▶ WHAT NEEDS TO BE DONE: Copy the records word for word from their first line down to the line that contains "show-deleted-toggle[interactable]: Show deleted", including both of those lines.

▶ DATA LISTING:

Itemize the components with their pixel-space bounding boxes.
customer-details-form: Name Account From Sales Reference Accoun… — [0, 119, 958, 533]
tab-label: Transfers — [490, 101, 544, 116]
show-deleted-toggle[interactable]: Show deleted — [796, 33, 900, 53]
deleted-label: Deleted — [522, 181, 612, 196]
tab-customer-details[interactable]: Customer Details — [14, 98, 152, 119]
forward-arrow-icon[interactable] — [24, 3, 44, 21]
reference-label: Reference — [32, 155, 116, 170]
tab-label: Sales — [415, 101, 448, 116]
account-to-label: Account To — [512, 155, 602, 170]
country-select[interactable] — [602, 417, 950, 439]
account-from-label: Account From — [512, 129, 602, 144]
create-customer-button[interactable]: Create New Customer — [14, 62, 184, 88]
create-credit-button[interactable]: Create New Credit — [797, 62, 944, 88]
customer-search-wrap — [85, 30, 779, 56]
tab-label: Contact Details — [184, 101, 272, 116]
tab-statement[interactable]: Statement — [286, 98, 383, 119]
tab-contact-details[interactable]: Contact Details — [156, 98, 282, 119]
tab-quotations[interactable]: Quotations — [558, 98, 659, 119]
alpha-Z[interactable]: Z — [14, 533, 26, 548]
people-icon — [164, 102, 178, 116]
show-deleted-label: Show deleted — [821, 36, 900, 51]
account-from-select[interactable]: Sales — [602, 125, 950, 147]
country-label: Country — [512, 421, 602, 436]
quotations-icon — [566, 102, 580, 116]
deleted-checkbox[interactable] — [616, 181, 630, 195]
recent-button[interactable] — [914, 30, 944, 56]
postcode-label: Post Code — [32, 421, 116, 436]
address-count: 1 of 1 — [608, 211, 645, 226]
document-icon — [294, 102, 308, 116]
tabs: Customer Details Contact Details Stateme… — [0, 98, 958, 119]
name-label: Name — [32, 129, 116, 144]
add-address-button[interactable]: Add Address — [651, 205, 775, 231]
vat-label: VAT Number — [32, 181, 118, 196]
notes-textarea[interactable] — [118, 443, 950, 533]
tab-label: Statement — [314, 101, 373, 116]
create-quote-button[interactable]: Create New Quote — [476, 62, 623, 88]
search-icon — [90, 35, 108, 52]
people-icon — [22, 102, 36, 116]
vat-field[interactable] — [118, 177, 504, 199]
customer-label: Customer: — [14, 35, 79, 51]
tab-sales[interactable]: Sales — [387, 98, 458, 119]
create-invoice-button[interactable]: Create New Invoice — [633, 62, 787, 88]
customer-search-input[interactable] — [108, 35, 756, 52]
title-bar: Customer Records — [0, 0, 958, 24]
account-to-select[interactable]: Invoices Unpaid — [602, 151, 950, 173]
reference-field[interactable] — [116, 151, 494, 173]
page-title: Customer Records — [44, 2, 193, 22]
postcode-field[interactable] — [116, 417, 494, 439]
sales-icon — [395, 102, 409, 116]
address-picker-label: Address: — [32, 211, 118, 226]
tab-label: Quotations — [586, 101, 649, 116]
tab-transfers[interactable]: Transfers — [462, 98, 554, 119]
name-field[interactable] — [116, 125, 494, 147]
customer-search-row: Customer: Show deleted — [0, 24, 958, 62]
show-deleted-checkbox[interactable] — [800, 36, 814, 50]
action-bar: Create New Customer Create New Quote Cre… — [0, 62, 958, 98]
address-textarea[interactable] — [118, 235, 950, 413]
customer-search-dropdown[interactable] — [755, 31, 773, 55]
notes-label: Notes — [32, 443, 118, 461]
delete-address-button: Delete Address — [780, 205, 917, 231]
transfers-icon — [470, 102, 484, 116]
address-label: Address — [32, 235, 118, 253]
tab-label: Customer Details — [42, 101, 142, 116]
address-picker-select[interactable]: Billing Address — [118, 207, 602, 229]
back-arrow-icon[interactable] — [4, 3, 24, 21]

▶ EXERCISE OUTPUT:
Itemize the components with their pixel-space bounding boxes.
customer-details-form: Name Account From Sales Reference Accoun… — [0, 119, 958, 533]
tab-label: Transfers — [490, 101, 544, 116]
show-deleted-toggle[interactable]: Show deleted — [796, 33, 900, 53]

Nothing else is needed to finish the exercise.